## WHAT TO WORK ON
Images must not appear in your copy; reproduce every other part of the records exactly.

## EXTRACTED DATA
________________

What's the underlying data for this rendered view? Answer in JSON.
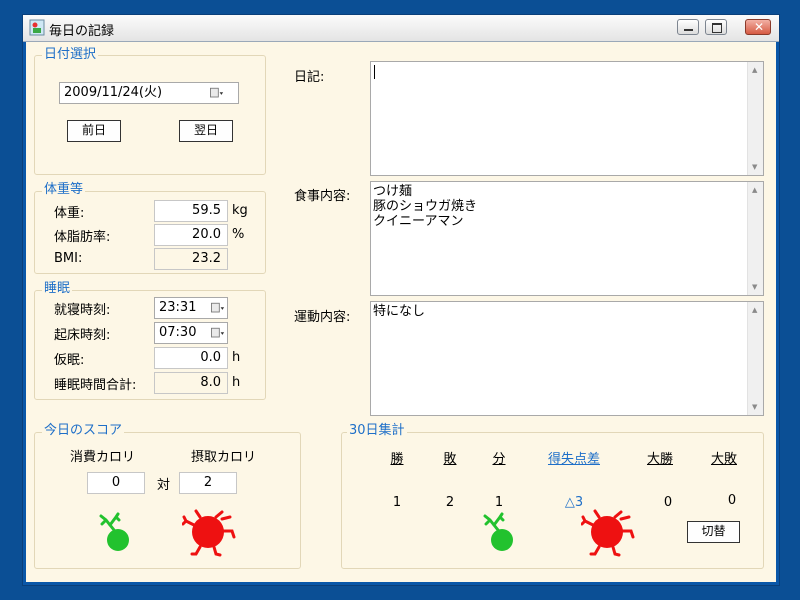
{
  "window": {
    "title": "毎日の記録"
  },
  "date_group": {
    "legend": "日付選択",
    "date": "2009/11/24(火)",
    "prev_button": "前日",
    "next_button": "翌日"
  },
  "weight_group": {
    "legend": "体重等",
    "weight_label": "体重:",
    "weight_value": "59.5",
    "weight_unit": "kg",
    "fat_label": "体脂肪率:",
    "fat_value": "20.0",
    "fat_unit": "%",
    "bmi_label": "BMI:",
    "bmi_value": "23.2"
  },
  "sleep_group": {
    "legend": "睡眠",
    "bedtime_label": "就寝時刻:",
    "bedtime_value": "23:31",
    "waketime_label": "起床時刻:",
    "waketime_value": "07:30",
    "nap_label": "仮眠:",
    "nap_value": "0.0",
    "nap_unit": "h",
    "total_label": "睡眠時間合計:",
    "total_value": "8.0",
    "total_unit": "h"
  },
  "diary": {
    "label": "日記:",
    "text": ""
  },
  "meal": {
    "label": "食事内容:",
    "text": "つけ麺\n豚のショウガ焼き\nクイニーアマン"
  },
  "exercise": {
    "label": "運動内容:",
    "text": "特になし"
  },
  "score_group": {
    "legend": "今日のスコア",
    "consumed_label": "消費カロリ",
    "intake_label": "摂取カロリ",
    "consumed_value": "0",
    "vs_label": "対",
    "intake_value": "2"
  },
  "summary_group": {
    "legend": "30日集計",
    "headers": [
      "勝",
      "敗",
      "分",
      "得失点差",
      "大勝",
      "大敗"
    ],
    "values": [
      "1",
      "2",
      "1",
      "△3",
      "0",
      "0"
    ],
    "switch_button": "切替"
  },
  "colors": {
    "accent": "#1e6fc8",
    "green": "#22c22e",
    "red": "#ee1111",
    "panel": "#fdf7e6"
  },
  "icons": {
    "winner": "green-character-icon",
    "loser": "red-character-icon"
  }
}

________________

## SOLUTION TO THE PROBLEM
What's the underlying data for this rendered view? Answer in JSON.
{
  "window": {
    "title": "毎日の記録"
  },
  "date_group": {
    "legend": "日付選択",
    "date": "2009/11/24(火)",
    "prev_button": "前日",
    "next_button": "翌日"
  },
  "weight_group": {
    "legend": "体重等",
    "weight_label": "体重:",
    "weight_value": "59.5",
    "weight_unit": "kg",
    "fat_label": "体脂肪率:",
    "fat_value": "20.0",
    "fat_unit": "%",
    "bmi_label": "BMI:",
    "bmi_value": "23.2"
  },
  "sleep_group": {
    "legend": "睡眠",
    "bedtime_label": "就寝時刻:",
    "bedtime_value": "23:31",
    "waketime_label": "起床時刻:",
    "waketime_value": "07:30",
    "nap_label": "仮眠:",
    "nap_value": "0.0",
    "nap_unit": "h",
    "total_label": "睡眠時間合計:",
    "total_value": "8.0",
    "total_unit": "h"
  },
  "diary": {
    "label": "日記:",
    "text": ""
  },
  "meal": {
    "label": "食事内容:",
    "text": "つけ麺\n豚のショウガ焼き\nクイニーアマン"
  },
  "exercise": {
    "label": "運動内容:",
    "text": "特になし"
  },
  "score_group": {
    "legend": "今日のスコア",
    "consumed_label": "消費カロリ",
    "intake_label": "摂取カロリ",
    "consumed_value": "0",
    "vs_label": "対",
    "intake_value": "2"
  },
  "summary_group": {
    "legend": "30日集計",
    "headers": [
      "勝",
      "敗",
      "分",
      "得失点差",
      "大勝",
      "大敗"
    ],
    "values": [
      "1",
      "2",
      "1",
      "△3",
      "0",
      "0"
    ],
    "switch_button": "切替"
  },
  "colors": {
    "accent": "#1e6fc8",
    "green": "#22c22e",
    "red": "#ee1111",
    "panel": "#fdf7e6"
  },
  "icons": {
    "winner": "green-character-icon",
    "loser": "red-character-icon"
  }
}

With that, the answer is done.